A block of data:
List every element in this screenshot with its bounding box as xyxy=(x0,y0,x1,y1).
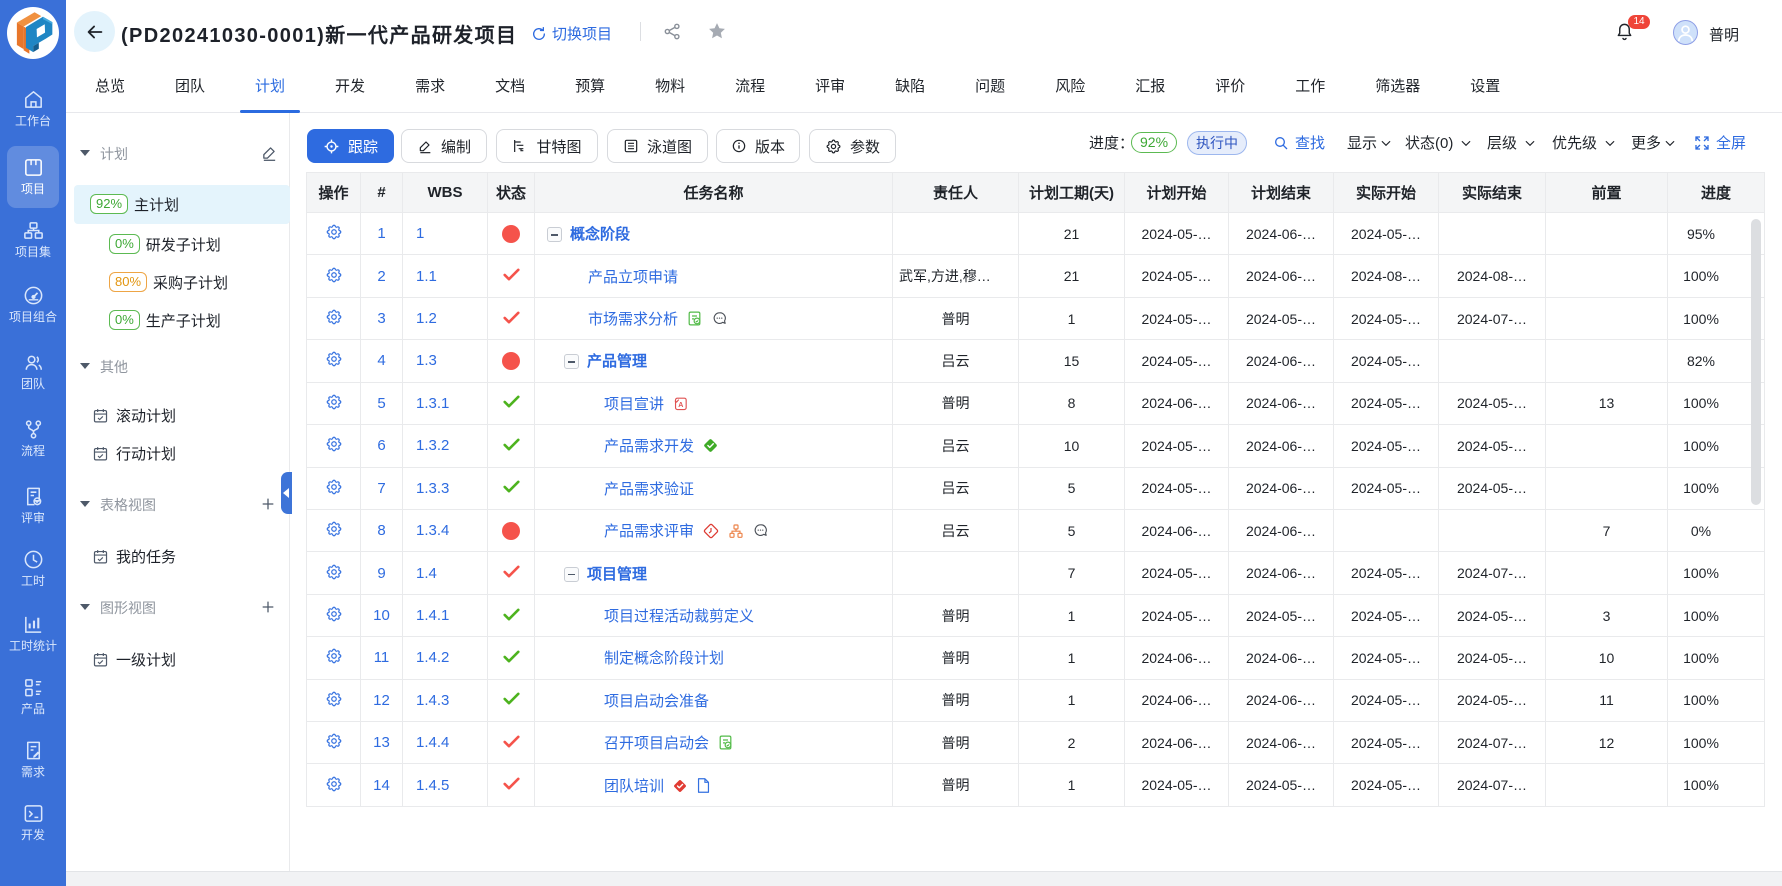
svg-text:A: A xyxy=(678,401,683,409)
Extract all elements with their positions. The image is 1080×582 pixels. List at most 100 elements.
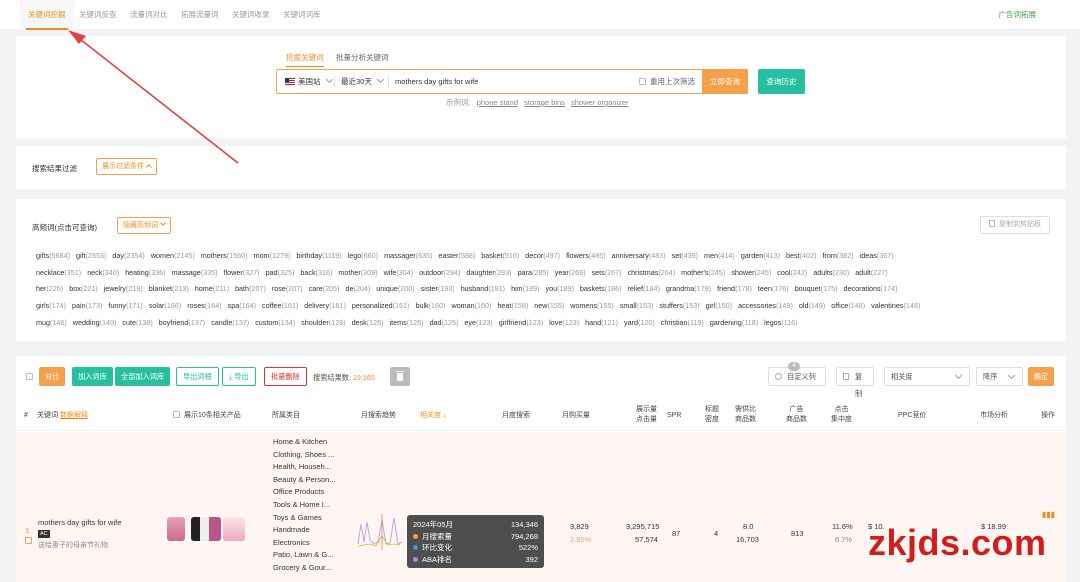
keyword-chip[interactable]: sister(193)	[421, 284, 455, 293]
keyword-chip[interactable]: mother's(245)	[681, 268, 725, 277]
example-link[interactable]: shower organizer	[571, 98, 629, 107]
period-select[interactable]: 最近30天	[341, 70, 384, 93]
keyword-chip[interactable]: sets(267)	[592, 268, 622, 277]
keyword-chip[interactable]: old(149)	[799, 301, 825, 310]
keyword-chip[interactable]: easter(588)	[438, 251, 475, 260]
keyword-chip[interactable]: mom(1279)	[254, 251, 291, 260]
keyword-chip[interactable]: christian(119)	[661, 318, 704, 327]
keyword-chip[interactable]: de(204)	[345, 284, 370, 293]
select-all-checkbox[interactable]	[26, 373, 33, 380]
keyword-chip[interactable]: pain(173)	[72, 301, 102, 310]
keyword-chip[interactable]: cute(138)	[122, 318, 152, 327]
tab-mine-keywords[interactable]: 挖掘关键词	[286, 52, 324, 67]
keyword-chip[interactable]: heat(158)	[497, 301, 528, 310]
add-all-button[interactable]: 全部加入词库	[115, 367, 171, 386]
product-thumbnail[interactable]	[223, 517, 245, 541]
copy-to-clipboard-button[interactable]: 复制到剪贴板	[980, 216, 1050, 234]
keyword-chip[interactable]: flower(327)	[224, 268, 260, 277]
keyword-chip[interactable]: para(285)	[518, 268, 549, 277]
keyword-chip[interactable]: jewelry(219)	[104, 284, 143, 293]
keyword-chip[interactable]: new(155)	[534, 301, 564, 310]
keyword-chip[interactable]: items(126)	[390, 318, 424, 327]
example-link[interactable]: phone stand	[477, 98, 518, 107]
bar-chart-icon[interactable]: ▮▮▮	[1042, 510, 1055, 519]
keyword-chip[interactable]: christmas(264)	[628, 268, 676, 277]
show-filter-button[interactable]: 展示过滤条件	[96, 158, 157, 175]
keyword-chip[interactable]: valentines(148)	[871, 301, 920, 310]
trash-icon[interactable]	[390, 367, 410, 386]
tab-traffic-compare[interactable]: 流量词对比	[122, 0, 176, 30]
keyword-chip[interactable]: adults(230)	[813, 268, 849, 277]
tab-keyword-reverse[interactable]: 关键词反查	[71, 0, 125, 30]
export-root-button[interactable]: 导出词根	[176, 367, 219, 386]
keyword-chip[interactable]: eye(123)	[464, 318, 492, 327]
keyword-chip[interactable]: delivery(161)	[304, 301, 346, 310]
keyword-chip[interactable]: yard(120)	[624, 318, 655, 327]
keyword-chip[interactable]: neck(340)	[87, 268, 119, 277]
keyword-chip[interactable]: boyfriend(137)	[159, 318, 205, 327]
row-keyword[interactable]: mothers day gifts for wife	[38, 518, 121, 527]
keyword-chip[interactable]: outdoor(294)	[419, 268, 460, 277]
keyword-chip[interactable]: heating(336)	[125, 268, 165, 277]
keyword-chip[interactable]: hand(121)	[585, 318, 618, 327]
keyword-chip[interactable]: grandma(179)	[666, 284, 711, 293]
keyword-chip[interactable]: garden(413)	[741, 251, 780, 260]
history-button[interactable]: 查询历史	[758, 69, 805, 94]
keyword-chip[interactable]: gardening(118)	[710, 318, 758, 327]
keyword-chip[interactable]: teen(176)	[758, 284, 789, 293]
keyword-chip[interactable]: her(225)	[36, 284, 63, 293]
keyword-chip[interactable]: baskets(186)	[580, 284, 622, 293]
col-show-products[interactable]: 展示10条相关产品	[173, 411, 241, 421]
keyword-chip[interactable]: bouquet(175)	[795, 284, 838, 293]
tab-expand-traffic[interactable]: 拓展流量词	[173, 0, 227, 30]
keyword-chip[interactable]: year(269)	[555, 268, 586, 277]
search-trend-sparkline[interactable]	[356, 514, 406, 550]
tab-batch-analyze[interactable]: 批量分析关键词	[336, 52, 389, 63]
sort-order-select[interactable]: 降序	[976, 367, 1023, 386]
product-thumbnail[interactable]	[191, 517, 221, 541]
keyword-chip[interactable]: girlfriend(123)	[499, 318, 543, 327]
keyword-chip[interactable]: girls(174)	[36, 301, 66, 310]
search-input[interactable]: mothers day gifts for wife	[395, 70, 478, 93]
keyword-chip[interactable]: care(205)	[309, 284, 340, 293]
keyword-chip[interactable]: massager(635)	[384, 251, 432, 260]
keyword-chip[interactable]: dad(125)	[430, 318, 459, 327]
keyword-chip[interactable]: gift(2553)	[76, 251, 106, 260]
ad-keyword-link[interactable]: 广告词拓展	[999, 0, 1037, 30]
tab-keyword-mining[interactable]: 关键词挖掘	[20, 0, 74, 30]
keyword-chip[interactable]: cool(242)	[777, 268, 807, 277]
keyword-chip[interactable]: gifts(5684)	[36, 251, 70, 260]
keyword-chip[interactable]: candle(137)	[211, 318, 249, 327]
keyword-chip[interactable]: small(153)	[620, 301, 654, 310]
keyword-chip[interactable]: men(414)	[704, 251, 735, 260]
copy-button[interactable]: 复制	[836, 367, 874, 398]
col-relevance[interactable]: 相关度 ↓	[420, 411, 446, 421]
keyword-chip[interactable]: women(2145)	[151, 251, 195, 260]
keyword-chip[interactable]: girl(150)	[706, 301, 732, 310]
row-checkbox[interactable]	[25, 537, 32, 544]
keyword-chip[interactable]: bath(207)	[235, 284, 266, 293]
keyword-chip[interactable]: roses(164)	[187, 301, 221, 310]
keyword-chip[interactable]: shoulder(128)	[301, 318, 345, 327]
keyword-chip[interactable]: custom(134)	[255, 318, 295, 327]
batch-delete-button[interactable]: 批量删除	[264, 367, 307, 386]
keyword-chip[interactable]: love(123)	[549, 318, 579, 327]
keyword-chip[interactable]: birthday(1119)	[296, 251, 341, 260]
keyword-chip[interactable]: desk(126)	[352, 318, 384, 327]
keyword-chip[interactable]: shower(245)	[731, 268, 771, 277]
keyword-chip[interactable]: from(382)	[822, 251, 853, 260]
data-explain-link[interactable]: 数据解释	[60, 412, 88, 419]
keyword-chip[interactable]: rose(207)	[272, 284, 303, 293]
keyword-chip[interactable]: you(189)	[545, 284, 573, 293]
add-to-library-button[interactable]: 加入词库	[72, 367, 113, 386]
keyword-chip[interactable]: home(211)	[195, 284, 229, 293]
keyword-chip[interactable]: set(439)	[672, 251, 698, 260]
keyword-chip[interactable]: mug(146)	[36, 318, 67, 327]
keyword-chip[interactable]: coffee(161)	[262, 301, 298, 310]
tab-keyword-indexed[interactable]: 关键词收录	[224, 0, 278, 30]
keyword-chip[interactable]: unique(200)	[376, 284, 414, 293]
keyword-chip[interactable]: basket(516)	[481, 251, 519, 260]
keyword-chip[interactable]: bulk(160)	[415, 301, 445, 310]
sort-field-select[interactable]: 相关度	[884, 367, 970, 386]
compare-button[interactable]: 对比	[39, 367, 66, 386]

● Exercise instructions:
Retype the lines of every record above without any change, omitting the pictures.

● Correct result:
List every element in this screenshot with its bounding box as xyxy=(x0,y0,x1,y1).
svg-text:A: A xyxy=(678,401,683,409)
Extract all elements with their positions. The image is 1080×582 pixels. List at most 100 elements.
keyword-chip[interactable]: sister(193)	[421, 284, 455, 293]
keyword-chip[interactable]: mother's(245)	[681, 268, 725, 277]
example-link[interactable]: shower organizer	[571, 98, 629, 107]
period-select[interactable]: 最近30天	[341, 70, 384, 93]
keyword-chip[interactable]: sets(267)	[592, 268, 622, 277]
keyword-chip[interactable]: old(149)	[799, 301, 825, 310]
keyword-chip[interactable]: easter(588)	[438, 251, 475, 260]
keyword-chip[interactable]: mom(1279)	[254, 251, 291, 260]
keyword-chip[interactable]: christian(119)	[661, 318, 704, 327]
keyword-chip[interactable]: de(204)	[345, 284, 370, 293]
select-all-checkbox[interactable]	[26, 373, 33, 380]
keyword-chip[interactable]: pain(173)	[72, 301, 102, 310]
keyword-chip[interactable]: cute(138)	[122, 318, 152, 327]
tab-mine-keywords[interactable]: 挖掘关键词	[286, 52, 324, 67]
keyword-chip[interactable]: heat(158)	[497, 301, 528, 310]
add-all-button[interactable]: 全部加入词库	[115, 367, 171, 386]
product-thumbnail[interactable]	[223, 517, 245, 541]
copy-to-clipboard-button[interactable]: 复制到剪贴板	[980, 216, 1050, 234]
keyword-chip[interactable]: flower(327)	[224, 268, 260, 277]
keyword-chip[interactable]: para(285)	[518, 268, 549, 277]
keyword-chip[interactable]: jewelry(219)	[104, 284, 143, 293]
keyword-chip[interactable]: new(155)	[534, 301, 564, 310]
keyword-chip[interactable]: items(126)	[390, 318, 424, 327]
example-link[interactable]: phone stand	[477, 98, 518, 107]
bar-chart-icon[interactable]: ▮▮▮	[1042, 510, 1055, 519]
keyword-chip[interactable]: christmas(264)	[628, 268, 676, 277]
show-filter-button[interactable]: 展示过滤条件	[96, 158, 157, 175]
keyword-chip[interactable]: valentines(148)	[871, 301, 920, 310]
trash-icon[interactable]	[390, 367, 410, 386]
tab-traffic-compare[interactable]: 流量词对比	[122, 0, 176, 30]
keyword-chip[interactable]: adults(230)	[813, 268, 849, 277]
tab-keyword-reverse[interactable]: 关键词反查	[71, 0, 125, 30]
export-root-button[interactable]: 导出词根	[176, 367, 219, 386]
keyword-chip[interactable]: eye(123)	[464, 318, 492, 327]
keyword-chip[interactable]: delivery(161)	[304, 301, 346, 310]
keyword-chip[interactable]: yard(120)	[624, 318, 655, 327]
keyword-chip[interactable]: neck(340)	[87, 268, 119, 277]
keyword-chip[interactable]: boyfriend(137)	[159, 318, 205, 327]
row-keyword[interactable]: mothers day gifts for wife	[38, 518, 121, 527]
keyword-chip[interactable]: outdoor(294)	[419, 268, 460, 277]
keyword-chip[interactable]: heating(336)	[125, 268, 165, 277]
keyword-chip[interactable]: hand(121)	[585, 318, 618, 327]
keyword-chip[interactable]: grandma(179)	[666, 284, 711, 293]
keyword-chip[interactable]: garden(413)	[741, 251, 780, 260]
history-button[interactable]: 查询历史	[758, 69, 805, 94]
keyword-chip[interactable]: gardening(118)	[710, 318, 758, 327]
keyword-chip[interactable]: teen(176)	[758, 284, 789, 293]
keyword-chip[interactable]: her(225)	[36, 284, 63, 293]
keyword-chip[interactable]: baskets(186)	[580, 284, 622, 293]
col-show-products[interactable]: 展示10条相关产品	[173, 411, 241, 421]
keyword-chip[interactable]: bouquet(175)	[795, 284, 838, 293]
tab-expand-traffic[interactable]: 拓展流量词	[173, 0, 227, 30]
keyword-chip[interactable]: year(269)	[555, 268, 586, 277]
search-trend-sparkline[interactable]	[356, 514, 406, 550]
tab-batch-analyze[interactable]: 批量分析关键词	[336, 52, 389, 63]
sort-order-select[interactable]: 降序	[976, 367, 1023, 386]
product-thumbnail[interactable]	[191, 517, 221, 541]
keyword-chip[interactable]: girlfriend(123)	[499, 318, 543, 327]
keyword-chip[interactable]: girls(174)	[36, 301, 66, 310]
search-input[interactable]: mothers day gifts for wife	[395, 70, 478, 93]
keyword-chip[interactable]: care(205)	[309, 284, 340, 293]
keyword-chip[interactable]: massager(635)	[384, 251, 432, 260]
keyword-chip[interactable]: dad(125)	[430, 318, 459, 327]
keyword-chip[interactable]: gift(2553)	[76, 251, 106, 260]
ad-keyword-link[interactable]: 广告词拓展	[999, 0, 1037, 30]
tab-keyword-mining[interactable]: 关键词挖掘	[20, 0, 74, 30]
keyword-chip[interactable]: cool(242)	[777, 268, 807, 277]
keyword-chip[interactable]: gifts(5684)	[36, 251, 70, 260]
keyword-chip[interactable]: candle(137)	[211, 318, 249, 327]
keyword-chip[interactable]: small(153)	[620, 301, 654, 310]
keyword-chip[interactable]: men(414)	[704, 251, 735, 260]
copy-button[interactable]: 复制	[836, 367, 874, 398]
col-relevance[interactable]: 相关度 ↓	[420, 411, 446, 421]
keyword-chip[interactable]: women(2145)	[151, 251, 195, 260]
keyword-chip[interactable]: girl(150)	[706, 301, 732, 310]
row-checkbox[interactable]	[25, 537, 32, 544]
keyword-chip[interactable]: bath(207)	[235, 284, 266, 293]
keyword-chip[interactable]: roses(164)	[187, 301, 221, 310]
keyword-chip[interactable]: shoulder(128)	[301, 318, 345, 327]
keyword-chip[interactable]: custom(134)	[255, 318, 295, 327]
batch-delete-button[interactable]: 批量删除	[264, 367, 307, 386]
keyword-chip[interactable]: love(123)	[549, 318, 579, 327]
keyword-chip[interactable]: birthday(1119)	[296, 251, 341, 260]
keyword-chip[interactable]: desk(126)	[352, 318, 384, 327]
keyword-chip[interactable]: shower(245)	[731, 268, 771, 277]
keyword-chip[interactable]: from(382)	[822, 251, 853, 260]
data-explain-link[interactable]: 数据解释	[60, 412, 88, 419]
keyword-chip[interactable]: rose(207)	[272, 284, 303, 293]
keyword-chip[interactable]: you(189)	[545, 284, 573, 293]
add-to-library-button[interactable]: 加入词库	[72, 367, 113, 386]
keyword-chip[interactable]: home(211)	[195, 284, 229, 293]
keyword-chip[interactable]: set(439)	[672, 251, 698, 260]
keyword-chip[interactable]: mug(146)	[36, 318, 67, 327]
keyword-chip[interactable]: coffee(161)	[262, 301, 298, 310]
tab-keyword-indexed[interactable]: 关键词收录	[224, 0, 278, 30]
keyword-chip[interactable]: unique(200)	[376, 284, 414, 293]
keyword-chip[interactable]: basket(516)	[481, 251, 519, 260]
keyword-chip[interactable]: bulk(160)	[415, 301, 445, 310]
sort-field-select[interactable]: 相关度	[884, 367, 970, 386]
compare-button[interactable]: 对比	[39, 367, 66, 386]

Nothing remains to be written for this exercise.